→ REQUIRED WORK: Filter the lines below, copying only those with the string "marker".

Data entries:
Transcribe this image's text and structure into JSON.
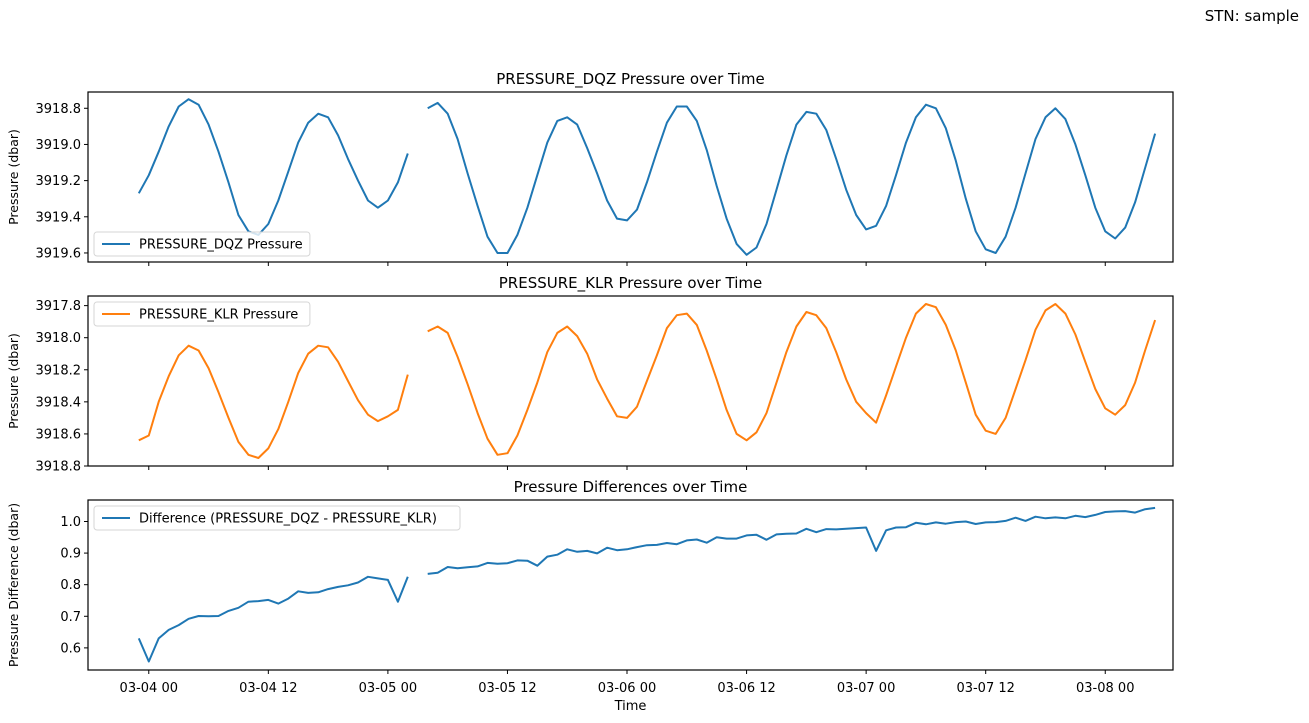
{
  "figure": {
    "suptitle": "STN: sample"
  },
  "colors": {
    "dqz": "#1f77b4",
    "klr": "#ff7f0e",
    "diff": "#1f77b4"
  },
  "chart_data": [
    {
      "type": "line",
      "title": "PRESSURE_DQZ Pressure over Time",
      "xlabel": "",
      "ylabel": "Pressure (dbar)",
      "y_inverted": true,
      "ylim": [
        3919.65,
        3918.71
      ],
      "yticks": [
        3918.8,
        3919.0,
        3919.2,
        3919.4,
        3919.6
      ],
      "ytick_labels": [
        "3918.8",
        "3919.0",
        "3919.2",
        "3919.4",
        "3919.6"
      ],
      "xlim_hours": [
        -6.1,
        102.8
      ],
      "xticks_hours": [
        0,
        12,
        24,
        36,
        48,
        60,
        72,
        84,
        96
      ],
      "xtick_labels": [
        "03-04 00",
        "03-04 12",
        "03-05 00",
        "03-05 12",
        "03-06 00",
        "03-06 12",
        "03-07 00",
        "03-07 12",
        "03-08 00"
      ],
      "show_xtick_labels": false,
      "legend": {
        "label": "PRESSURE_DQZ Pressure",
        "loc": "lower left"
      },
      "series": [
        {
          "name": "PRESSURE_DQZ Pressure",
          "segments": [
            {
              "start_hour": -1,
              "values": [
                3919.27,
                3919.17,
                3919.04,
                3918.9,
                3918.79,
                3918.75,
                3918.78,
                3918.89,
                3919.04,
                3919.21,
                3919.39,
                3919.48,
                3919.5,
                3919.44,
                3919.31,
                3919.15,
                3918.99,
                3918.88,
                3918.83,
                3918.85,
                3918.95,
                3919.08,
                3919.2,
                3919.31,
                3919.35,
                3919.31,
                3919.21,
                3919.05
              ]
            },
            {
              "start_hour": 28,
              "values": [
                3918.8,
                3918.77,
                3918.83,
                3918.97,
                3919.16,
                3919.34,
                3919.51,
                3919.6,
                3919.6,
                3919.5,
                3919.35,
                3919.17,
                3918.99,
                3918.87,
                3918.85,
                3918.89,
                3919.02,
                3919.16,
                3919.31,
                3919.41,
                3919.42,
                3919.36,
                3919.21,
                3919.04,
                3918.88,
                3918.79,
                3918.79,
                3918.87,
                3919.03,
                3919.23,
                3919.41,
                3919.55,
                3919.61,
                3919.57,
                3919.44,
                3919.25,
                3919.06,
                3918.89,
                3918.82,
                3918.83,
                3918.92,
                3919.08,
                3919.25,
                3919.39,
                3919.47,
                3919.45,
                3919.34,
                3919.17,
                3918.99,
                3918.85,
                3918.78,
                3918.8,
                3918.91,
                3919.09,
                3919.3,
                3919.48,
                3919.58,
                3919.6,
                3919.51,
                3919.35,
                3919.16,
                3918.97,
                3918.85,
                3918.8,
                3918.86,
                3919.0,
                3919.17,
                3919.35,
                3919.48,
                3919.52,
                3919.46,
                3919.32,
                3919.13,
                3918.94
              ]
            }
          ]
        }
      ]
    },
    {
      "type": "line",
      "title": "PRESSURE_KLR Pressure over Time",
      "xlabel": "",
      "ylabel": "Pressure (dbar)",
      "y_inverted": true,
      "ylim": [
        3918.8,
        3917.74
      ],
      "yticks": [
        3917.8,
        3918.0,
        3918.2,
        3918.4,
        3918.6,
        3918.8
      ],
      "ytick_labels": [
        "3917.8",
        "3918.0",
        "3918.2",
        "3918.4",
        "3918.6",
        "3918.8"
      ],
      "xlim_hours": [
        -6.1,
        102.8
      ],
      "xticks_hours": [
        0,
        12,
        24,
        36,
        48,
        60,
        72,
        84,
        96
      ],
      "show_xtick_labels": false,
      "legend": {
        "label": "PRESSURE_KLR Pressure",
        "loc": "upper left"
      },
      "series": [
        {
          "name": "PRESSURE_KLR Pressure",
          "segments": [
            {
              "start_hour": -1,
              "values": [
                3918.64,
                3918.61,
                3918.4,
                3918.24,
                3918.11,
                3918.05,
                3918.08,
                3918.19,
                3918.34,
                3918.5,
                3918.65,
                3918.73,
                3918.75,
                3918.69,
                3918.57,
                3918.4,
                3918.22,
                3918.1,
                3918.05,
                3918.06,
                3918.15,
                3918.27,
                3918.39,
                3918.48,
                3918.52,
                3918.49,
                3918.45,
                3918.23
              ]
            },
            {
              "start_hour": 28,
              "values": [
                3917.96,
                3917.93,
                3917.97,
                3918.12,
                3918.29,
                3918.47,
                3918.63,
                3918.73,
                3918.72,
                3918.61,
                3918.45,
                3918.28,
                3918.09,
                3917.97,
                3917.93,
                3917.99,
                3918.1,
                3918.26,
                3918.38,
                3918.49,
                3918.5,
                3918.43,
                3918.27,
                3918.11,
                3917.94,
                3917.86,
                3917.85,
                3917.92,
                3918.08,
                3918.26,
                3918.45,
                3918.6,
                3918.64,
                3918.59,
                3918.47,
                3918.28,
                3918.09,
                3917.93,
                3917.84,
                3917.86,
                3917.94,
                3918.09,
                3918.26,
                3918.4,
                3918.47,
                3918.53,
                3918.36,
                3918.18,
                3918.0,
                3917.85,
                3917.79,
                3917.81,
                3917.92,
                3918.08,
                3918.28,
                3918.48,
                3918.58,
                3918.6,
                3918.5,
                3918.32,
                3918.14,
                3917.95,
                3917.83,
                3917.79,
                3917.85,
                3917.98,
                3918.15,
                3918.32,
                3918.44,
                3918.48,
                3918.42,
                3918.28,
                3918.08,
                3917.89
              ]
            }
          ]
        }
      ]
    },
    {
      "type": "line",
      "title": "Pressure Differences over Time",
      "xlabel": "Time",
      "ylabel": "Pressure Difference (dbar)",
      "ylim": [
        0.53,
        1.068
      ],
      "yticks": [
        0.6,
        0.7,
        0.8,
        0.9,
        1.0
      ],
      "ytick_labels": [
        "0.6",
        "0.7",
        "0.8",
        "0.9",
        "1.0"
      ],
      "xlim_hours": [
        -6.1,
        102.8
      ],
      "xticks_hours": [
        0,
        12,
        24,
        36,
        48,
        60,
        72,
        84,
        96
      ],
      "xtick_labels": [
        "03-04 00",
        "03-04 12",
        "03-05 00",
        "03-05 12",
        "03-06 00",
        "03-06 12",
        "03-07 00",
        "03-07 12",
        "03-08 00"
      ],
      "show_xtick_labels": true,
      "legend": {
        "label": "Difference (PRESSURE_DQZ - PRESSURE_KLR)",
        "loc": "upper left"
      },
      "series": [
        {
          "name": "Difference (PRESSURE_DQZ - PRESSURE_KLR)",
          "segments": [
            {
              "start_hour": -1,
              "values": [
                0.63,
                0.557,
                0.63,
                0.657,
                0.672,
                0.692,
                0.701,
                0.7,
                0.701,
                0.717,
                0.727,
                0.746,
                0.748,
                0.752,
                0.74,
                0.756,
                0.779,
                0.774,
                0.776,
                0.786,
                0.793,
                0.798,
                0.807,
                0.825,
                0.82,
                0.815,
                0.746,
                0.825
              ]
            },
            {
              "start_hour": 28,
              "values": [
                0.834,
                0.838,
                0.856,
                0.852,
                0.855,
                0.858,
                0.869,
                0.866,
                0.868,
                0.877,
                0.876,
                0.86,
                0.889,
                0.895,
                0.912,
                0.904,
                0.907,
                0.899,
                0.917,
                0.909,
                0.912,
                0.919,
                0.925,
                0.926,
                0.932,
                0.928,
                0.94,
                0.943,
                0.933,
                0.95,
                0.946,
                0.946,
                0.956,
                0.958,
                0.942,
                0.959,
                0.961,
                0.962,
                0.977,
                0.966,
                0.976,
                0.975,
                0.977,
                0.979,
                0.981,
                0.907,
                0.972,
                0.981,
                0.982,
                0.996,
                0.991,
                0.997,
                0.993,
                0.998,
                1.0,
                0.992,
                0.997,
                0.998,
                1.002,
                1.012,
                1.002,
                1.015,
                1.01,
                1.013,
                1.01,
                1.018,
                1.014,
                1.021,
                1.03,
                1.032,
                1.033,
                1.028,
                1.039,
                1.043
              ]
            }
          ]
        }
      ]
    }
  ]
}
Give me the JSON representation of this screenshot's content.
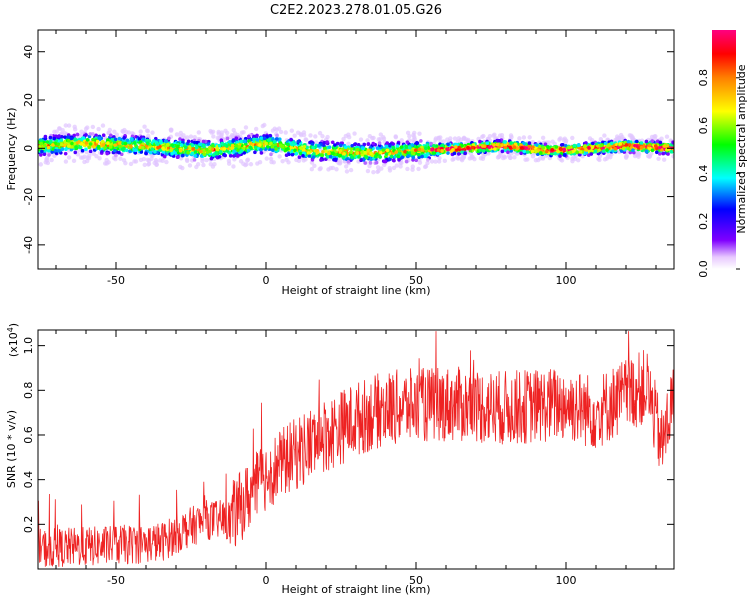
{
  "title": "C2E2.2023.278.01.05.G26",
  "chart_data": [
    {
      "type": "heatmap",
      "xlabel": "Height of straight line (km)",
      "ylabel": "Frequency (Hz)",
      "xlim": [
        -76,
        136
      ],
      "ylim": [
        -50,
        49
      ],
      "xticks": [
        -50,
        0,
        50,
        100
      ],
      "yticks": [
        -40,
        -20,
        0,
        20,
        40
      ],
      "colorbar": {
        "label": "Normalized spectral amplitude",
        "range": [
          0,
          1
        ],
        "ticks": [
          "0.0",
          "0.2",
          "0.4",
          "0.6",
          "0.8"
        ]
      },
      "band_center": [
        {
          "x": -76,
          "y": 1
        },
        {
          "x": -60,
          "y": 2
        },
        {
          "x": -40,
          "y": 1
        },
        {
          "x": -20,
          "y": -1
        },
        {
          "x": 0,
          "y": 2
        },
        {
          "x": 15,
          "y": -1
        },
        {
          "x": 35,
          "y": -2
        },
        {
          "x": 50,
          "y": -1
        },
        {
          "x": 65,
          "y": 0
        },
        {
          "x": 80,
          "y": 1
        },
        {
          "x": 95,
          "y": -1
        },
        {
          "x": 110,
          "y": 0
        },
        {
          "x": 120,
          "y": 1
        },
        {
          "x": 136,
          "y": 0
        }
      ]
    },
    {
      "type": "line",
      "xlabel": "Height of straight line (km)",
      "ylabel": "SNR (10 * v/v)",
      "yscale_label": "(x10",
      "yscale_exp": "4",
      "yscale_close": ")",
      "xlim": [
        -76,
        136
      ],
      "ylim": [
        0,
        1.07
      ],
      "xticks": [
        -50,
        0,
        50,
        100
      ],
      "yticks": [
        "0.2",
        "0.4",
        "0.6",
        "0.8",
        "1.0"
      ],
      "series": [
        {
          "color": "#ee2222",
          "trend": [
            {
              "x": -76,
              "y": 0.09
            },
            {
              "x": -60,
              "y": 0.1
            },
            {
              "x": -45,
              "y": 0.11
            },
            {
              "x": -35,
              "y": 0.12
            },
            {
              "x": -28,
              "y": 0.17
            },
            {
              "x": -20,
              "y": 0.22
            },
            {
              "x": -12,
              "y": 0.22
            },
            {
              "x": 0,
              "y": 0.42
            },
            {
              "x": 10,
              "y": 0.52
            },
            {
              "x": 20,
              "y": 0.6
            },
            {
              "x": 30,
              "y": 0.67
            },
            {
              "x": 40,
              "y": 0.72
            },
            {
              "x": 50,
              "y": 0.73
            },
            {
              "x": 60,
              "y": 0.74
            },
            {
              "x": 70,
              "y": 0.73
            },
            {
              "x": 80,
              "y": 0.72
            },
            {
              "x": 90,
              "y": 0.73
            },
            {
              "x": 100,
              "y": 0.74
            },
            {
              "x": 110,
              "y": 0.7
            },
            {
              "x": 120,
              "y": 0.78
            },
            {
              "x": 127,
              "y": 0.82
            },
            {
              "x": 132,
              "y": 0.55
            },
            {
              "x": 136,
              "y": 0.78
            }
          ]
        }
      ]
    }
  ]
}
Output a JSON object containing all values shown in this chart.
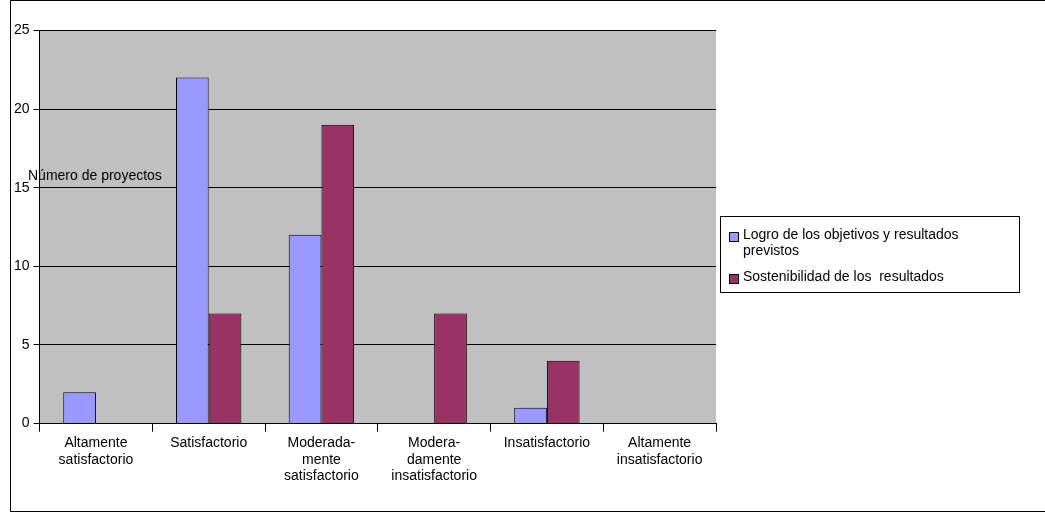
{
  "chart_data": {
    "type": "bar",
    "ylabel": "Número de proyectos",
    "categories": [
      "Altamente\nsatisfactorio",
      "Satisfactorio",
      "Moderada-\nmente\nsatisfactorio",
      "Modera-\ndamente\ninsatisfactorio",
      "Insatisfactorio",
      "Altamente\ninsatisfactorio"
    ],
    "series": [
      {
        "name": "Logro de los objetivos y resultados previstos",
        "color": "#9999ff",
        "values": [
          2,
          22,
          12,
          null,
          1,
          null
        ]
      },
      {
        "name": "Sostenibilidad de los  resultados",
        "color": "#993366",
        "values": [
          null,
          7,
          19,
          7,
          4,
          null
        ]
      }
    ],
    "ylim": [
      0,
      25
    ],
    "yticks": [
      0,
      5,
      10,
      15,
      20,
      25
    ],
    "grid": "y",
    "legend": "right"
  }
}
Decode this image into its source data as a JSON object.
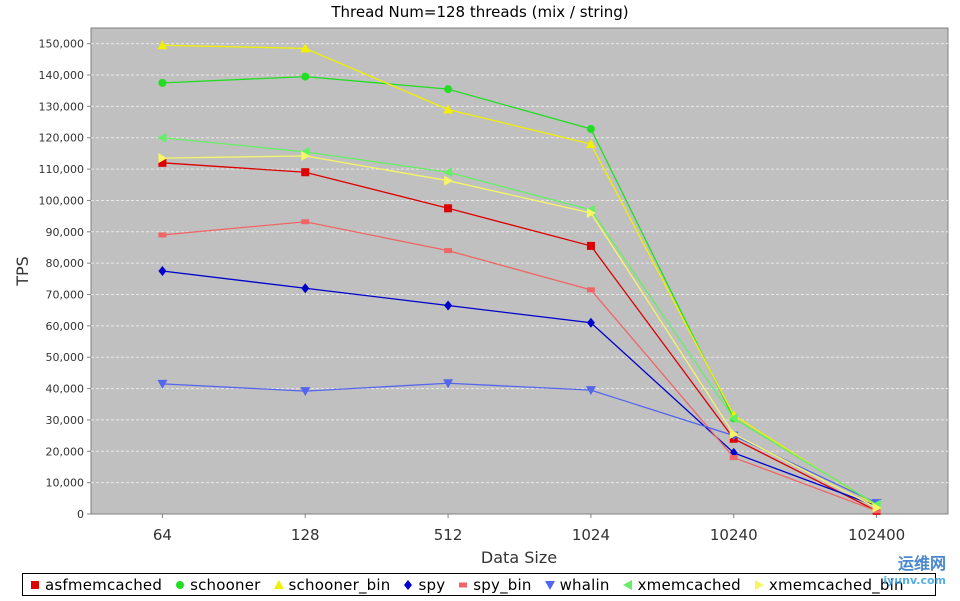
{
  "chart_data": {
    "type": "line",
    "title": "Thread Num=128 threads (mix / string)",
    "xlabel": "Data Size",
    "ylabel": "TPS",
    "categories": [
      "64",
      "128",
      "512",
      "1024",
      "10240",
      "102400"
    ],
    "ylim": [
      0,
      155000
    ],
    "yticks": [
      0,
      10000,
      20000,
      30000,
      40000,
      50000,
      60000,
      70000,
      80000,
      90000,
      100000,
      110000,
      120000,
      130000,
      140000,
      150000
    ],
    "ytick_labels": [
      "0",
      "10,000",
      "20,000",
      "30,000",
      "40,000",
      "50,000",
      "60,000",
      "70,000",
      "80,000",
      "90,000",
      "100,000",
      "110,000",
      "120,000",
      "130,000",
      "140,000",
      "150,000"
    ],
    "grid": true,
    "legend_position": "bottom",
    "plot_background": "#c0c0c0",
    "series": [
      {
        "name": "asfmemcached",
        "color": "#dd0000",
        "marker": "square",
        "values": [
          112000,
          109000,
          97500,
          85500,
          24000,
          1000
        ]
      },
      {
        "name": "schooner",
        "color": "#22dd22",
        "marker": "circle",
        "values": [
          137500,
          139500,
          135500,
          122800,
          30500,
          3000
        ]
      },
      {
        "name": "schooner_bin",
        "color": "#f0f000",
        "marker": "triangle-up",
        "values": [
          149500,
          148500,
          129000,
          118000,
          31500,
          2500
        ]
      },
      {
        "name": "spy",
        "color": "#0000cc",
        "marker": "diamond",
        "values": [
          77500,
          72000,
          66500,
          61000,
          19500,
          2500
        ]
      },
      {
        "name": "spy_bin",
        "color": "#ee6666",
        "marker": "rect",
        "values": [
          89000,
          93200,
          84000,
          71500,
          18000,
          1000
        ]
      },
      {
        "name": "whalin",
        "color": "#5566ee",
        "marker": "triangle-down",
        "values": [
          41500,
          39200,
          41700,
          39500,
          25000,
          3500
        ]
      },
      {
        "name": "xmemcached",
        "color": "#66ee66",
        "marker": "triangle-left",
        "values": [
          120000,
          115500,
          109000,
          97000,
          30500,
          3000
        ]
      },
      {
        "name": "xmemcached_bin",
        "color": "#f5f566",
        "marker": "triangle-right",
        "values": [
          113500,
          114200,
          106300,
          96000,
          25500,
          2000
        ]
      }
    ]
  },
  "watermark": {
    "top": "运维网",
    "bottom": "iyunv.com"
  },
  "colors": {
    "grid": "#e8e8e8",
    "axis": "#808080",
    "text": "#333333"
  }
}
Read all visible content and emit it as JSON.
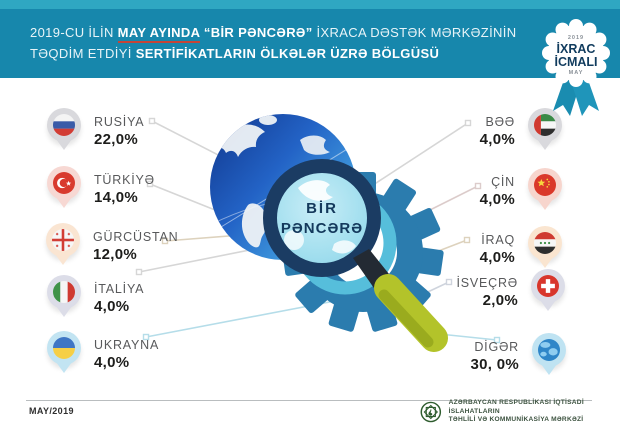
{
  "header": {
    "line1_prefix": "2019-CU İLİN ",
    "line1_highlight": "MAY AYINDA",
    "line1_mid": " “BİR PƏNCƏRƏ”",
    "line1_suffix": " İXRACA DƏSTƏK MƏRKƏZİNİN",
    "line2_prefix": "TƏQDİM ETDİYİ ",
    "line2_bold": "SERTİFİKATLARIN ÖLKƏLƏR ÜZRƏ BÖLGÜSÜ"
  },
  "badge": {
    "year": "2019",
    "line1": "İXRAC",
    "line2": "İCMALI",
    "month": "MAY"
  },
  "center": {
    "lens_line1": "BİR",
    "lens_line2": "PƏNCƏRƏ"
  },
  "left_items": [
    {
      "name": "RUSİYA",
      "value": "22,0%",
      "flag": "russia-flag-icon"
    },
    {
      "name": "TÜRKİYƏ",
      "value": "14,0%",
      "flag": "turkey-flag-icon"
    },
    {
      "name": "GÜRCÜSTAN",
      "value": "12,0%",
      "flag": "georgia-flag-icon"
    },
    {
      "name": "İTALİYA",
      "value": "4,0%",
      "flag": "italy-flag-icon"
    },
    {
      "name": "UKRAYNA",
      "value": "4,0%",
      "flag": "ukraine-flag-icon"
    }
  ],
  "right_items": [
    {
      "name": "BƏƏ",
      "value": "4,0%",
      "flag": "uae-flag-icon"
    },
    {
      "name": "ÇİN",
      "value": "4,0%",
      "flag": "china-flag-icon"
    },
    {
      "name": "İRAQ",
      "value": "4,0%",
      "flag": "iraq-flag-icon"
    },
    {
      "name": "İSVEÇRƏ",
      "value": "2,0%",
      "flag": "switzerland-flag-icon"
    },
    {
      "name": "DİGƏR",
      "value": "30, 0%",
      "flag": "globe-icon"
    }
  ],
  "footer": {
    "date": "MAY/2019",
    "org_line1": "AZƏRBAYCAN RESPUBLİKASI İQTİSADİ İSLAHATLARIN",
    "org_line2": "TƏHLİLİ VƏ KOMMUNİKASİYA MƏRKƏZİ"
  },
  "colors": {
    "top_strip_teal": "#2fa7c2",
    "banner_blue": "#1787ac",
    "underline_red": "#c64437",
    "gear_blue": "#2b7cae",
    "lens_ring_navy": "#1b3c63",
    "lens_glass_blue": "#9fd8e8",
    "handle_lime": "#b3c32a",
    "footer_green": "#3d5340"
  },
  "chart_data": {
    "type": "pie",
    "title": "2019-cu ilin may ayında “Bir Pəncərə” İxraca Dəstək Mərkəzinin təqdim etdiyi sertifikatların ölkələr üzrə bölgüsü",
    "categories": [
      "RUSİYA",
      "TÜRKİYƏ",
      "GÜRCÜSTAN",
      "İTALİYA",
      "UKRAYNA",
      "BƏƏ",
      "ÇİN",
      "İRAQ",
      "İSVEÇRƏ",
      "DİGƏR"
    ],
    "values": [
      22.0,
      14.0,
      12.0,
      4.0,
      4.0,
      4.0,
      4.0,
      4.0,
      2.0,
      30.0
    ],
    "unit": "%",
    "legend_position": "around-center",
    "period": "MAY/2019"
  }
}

→ FULL SOLUTION:
        "marker": "square",
        "marker": "circle",
        "marker": "triangle-up",
        "marker": "diamond",
        "marker": "rect",
        "marker": "triangle-down",
        "marker": "triangle-left",
        "marker": "triangle-right",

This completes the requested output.